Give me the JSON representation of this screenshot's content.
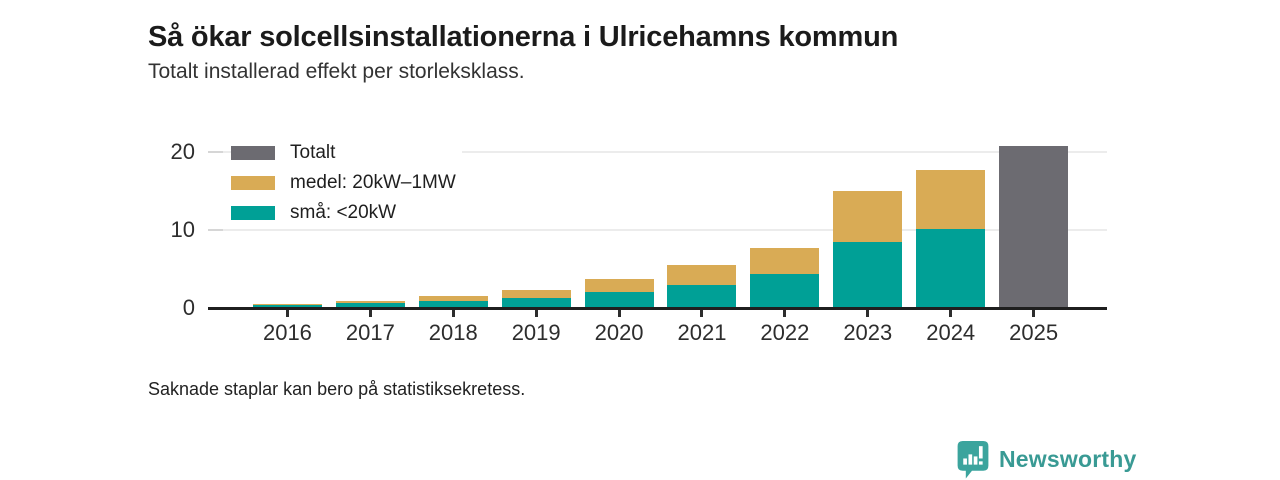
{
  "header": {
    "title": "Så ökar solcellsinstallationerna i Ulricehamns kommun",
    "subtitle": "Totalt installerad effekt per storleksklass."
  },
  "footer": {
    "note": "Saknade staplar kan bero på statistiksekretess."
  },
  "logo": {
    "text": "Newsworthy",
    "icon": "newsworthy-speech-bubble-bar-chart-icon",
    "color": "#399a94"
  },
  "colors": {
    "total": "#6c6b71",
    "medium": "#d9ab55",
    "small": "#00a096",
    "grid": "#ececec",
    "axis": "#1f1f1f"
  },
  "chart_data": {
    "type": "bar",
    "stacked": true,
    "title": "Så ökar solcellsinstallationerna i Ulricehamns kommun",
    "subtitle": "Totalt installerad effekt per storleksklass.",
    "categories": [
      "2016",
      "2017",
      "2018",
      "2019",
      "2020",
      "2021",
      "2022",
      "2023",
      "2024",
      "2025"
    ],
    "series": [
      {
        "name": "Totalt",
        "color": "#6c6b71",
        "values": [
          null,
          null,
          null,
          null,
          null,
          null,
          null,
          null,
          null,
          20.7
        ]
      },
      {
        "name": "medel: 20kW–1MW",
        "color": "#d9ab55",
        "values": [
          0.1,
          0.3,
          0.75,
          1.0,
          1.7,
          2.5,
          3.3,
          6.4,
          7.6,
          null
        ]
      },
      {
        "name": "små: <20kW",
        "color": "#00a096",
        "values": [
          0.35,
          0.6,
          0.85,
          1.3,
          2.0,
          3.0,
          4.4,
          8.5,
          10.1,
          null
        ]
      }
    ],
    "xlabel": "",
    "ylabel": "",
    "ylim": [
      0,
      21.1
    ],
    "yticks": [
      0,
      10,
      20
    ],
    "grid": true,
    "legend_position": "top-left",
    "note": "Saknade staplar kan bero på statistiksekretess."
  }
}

•••

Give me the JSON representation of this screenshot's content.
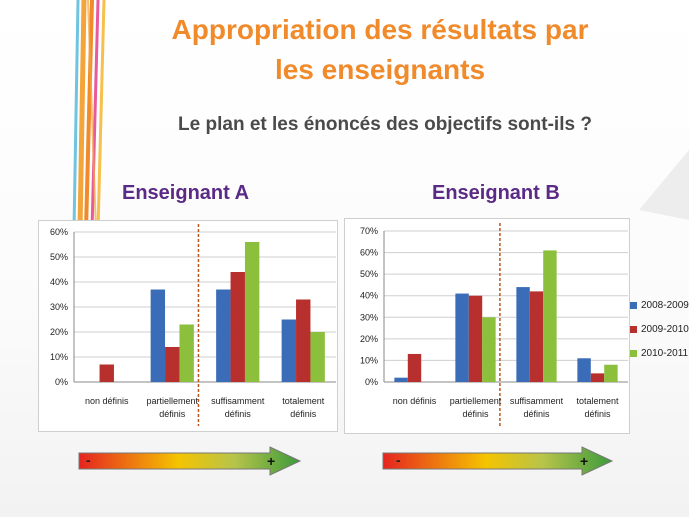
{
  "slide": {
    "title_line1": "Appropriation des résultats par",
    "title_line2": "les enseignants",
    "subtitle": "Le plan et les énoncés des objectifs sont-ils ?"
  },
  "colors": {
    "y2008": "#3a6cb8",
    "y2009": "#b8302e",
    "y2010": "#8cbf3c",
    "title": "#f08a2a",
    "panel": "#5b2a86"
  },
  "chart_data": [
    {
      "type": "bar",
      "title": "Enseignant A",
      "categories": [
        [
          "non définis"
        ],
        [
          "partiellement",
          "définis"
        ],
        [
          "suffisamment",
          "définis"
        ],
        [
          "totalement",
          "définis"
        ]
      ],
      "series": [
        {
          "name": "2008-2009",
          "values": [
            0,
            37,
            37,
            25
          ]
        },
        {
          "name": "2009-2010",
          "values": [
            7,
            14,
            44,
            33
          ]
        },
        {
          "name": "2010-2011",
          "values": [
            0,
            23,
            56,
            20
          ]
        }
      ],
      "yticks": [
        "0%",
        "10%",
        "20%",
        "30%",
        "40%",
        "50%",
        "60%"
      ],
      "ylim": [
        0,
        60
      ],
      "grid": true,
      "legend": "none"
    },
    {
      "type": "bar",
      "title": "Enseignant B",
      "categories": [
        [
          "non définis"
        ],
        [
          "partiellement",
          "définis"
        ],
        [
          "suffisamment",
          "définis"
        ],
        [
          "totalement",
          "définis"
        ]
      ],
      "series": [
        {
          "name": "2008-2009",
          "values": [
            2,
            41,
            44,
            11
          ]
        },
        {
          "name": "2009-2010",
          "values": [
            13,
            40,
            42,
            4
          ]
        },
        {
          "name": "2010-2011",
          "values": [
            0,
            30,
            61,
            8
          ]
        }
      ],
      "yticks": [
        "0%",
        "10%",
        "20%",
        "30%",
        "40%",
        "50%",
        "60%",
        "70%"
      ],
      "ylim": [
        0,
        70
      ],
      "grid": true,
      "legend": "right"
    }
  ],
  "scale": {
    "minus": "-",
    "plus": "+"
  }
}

•••

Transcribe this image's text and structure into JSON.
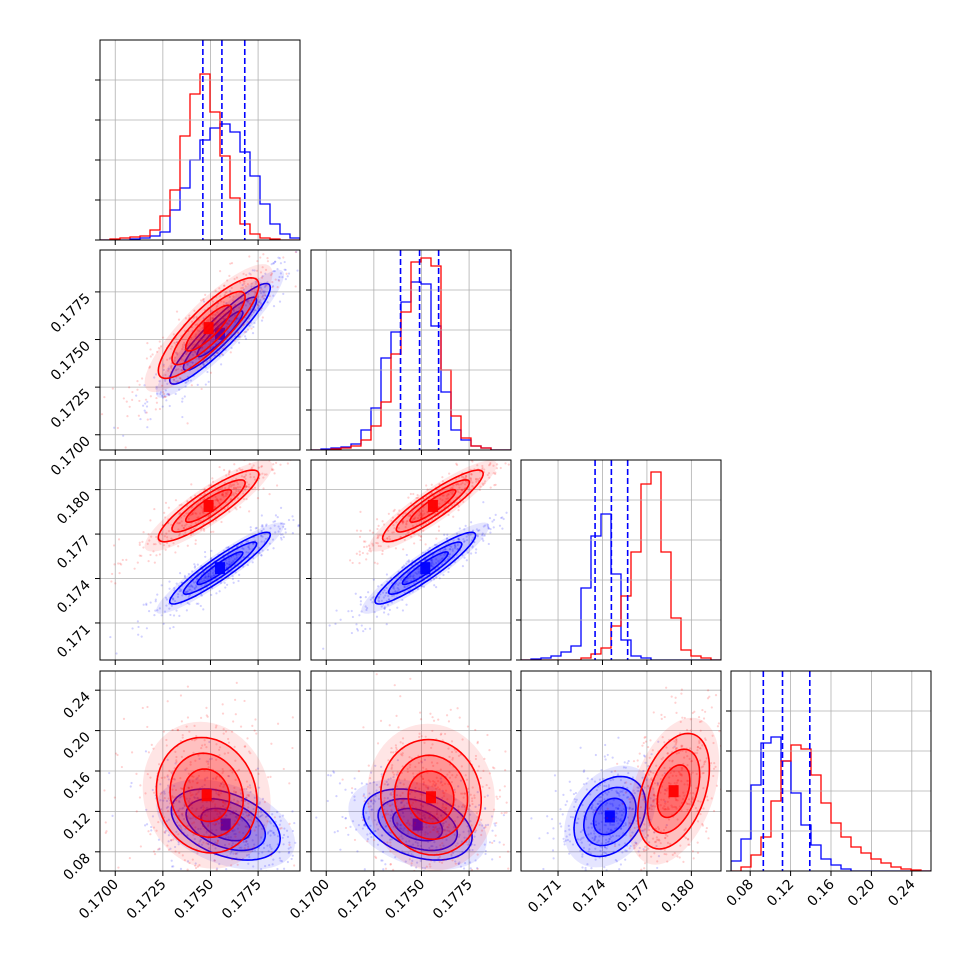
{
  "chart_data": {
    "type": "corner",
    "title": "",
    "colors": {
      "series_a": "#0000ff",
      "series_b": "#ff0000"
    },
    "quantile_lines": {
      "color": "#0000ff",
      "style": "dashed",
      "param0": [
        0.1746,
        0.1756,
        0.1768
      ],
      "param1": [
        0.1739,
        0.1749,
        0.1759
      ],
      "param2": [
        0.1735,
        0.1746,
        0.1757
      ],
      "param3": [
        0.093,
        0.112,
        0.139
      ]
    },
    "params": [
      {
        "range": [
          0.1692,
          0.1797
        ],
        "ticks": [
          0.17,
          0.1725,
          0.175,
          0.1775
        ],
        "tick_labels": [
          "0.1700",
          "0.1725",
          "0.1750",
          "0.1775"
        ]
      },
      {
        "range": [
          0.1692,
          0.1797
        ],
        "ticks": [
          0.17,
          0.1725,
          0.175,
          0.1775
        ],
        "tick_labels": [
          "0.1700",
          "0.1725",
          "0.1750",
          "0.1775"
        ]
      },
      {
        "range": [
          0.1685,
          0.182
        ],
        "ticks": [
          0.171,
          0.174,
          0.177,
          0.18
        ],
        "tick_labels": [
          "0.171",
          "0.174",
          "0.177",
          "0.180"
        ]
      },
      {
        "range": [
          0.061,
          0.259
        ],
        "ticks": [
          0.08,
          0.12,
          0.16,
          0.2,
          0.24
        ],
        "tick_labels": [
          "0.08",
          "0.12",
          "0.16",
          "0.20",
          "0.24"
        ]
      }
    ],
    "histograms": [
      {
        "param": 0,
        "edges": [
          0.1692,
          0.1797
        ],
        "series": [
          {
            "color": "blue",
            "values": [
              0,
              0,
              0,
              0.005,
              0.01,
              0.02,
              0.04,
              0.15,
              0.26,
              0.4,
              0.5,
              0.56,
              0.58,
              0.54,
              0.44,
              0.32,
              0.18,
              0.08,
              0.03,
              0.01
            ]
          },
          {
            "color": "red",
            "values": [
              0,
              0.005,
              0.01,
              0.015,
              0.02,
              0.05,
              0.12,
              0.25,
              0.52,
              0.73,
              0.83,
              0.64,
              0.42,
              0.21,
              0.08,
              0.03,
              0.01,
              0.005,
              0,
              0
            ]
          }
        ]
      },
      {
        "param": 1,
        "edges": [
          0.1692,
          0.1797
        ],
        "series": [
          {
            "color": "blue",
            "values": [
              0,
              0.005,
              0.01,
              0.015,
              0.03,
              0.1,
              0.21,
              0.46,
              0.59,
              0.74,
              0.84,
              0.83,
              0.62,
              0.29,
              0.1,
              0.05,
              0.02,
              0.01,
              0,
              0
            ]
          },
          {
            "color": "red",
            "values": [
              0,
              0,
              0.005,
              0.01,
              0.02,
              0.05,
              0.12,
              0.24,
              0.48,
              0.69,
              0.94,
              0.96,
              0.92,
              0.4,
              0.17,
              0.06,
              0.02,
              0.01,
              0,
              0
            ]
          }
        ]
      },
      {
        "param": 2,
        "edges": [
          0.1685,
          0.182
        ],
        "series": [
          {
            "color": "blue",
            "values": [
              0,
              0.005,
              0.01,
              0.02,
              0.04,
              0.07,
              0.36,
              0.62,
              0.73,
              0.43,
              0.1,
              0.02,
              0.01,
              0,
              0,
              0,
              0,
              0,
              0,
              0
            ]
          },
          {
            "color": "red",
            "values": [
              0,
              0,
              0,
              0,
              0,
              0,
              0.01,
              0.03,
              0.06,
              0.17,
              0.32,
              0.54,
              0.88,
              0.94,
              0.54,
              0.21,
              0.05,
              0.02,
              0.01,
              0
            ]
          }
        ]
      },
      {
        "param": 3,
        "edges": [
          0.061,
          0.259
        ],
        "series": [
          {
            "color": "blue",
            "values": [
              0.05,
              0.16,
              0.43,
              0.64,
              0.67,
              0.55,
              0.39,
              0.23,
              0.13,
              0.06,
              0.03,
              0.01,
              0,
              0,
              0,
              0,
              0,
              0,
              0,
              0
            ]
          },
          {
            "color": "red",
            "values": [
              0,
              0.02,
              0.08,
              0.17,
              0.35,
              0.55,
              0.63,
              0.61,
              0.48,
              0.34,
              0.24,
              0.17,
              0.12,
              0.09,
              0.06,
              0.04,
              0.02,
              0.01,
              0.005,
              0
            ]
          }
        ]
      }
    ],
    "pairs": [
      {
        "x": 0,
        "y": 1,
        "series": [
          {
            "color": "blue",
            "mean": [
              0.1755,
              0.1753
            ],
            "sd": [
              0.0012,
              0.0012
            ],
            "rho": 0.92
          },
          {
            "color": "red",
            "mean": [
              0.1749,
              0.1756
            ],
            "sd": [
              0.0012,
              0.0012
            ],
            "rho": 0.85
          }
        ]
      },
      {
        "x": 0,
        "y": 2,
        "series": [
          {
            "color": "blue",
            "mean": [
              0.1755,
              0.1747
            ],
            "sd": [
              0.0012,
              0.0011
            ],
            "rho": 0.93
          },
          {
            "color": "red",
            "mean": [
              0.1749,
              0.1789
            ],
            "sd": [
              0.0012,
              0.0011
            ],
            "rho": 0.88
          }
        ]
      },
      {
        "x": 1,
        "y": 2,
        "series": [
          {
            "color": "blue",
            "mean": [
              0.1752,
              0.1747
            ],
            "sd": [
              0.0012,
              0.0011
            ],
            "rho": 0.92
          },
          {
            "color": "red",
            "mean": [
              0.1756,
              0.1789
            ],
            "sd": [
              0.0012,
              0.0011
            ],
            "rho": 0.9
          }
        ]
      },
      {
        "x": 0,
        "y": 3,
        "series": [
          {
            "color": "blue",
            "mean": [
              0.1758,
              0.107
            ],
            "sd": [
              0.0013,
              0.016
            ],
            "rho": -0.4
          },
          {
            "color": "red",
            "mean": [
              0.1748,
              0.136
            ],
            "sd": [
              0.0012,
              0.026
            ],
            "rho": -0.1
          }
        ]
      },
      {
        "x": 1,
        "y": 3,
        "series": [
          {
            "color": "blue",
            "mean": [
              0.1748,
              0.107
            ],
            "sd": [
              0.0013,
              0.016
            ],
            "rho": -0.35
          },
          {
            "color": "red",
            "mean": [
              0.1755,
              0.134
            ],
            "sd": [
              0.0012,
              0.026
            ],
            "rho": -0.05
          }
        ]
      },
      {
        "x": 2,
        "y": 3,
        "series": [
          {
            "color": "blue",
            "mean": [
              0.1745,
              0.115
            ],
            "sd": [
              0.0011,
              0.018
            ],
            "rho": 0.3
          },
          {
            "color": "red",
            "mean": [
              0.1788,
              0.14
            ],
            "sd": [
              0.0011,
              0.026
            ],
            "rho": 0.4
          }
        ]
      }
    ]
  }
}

•••

TASK TO COMPLETE => Find every line in the records that contains the word "effekt"; copy those lines.

WRITTEN ANSWER =>
    "subtitle": "Totalt installerad effekt per storleksklass."
    "subtitle": "Totalt installerad effekt per storleksklass.",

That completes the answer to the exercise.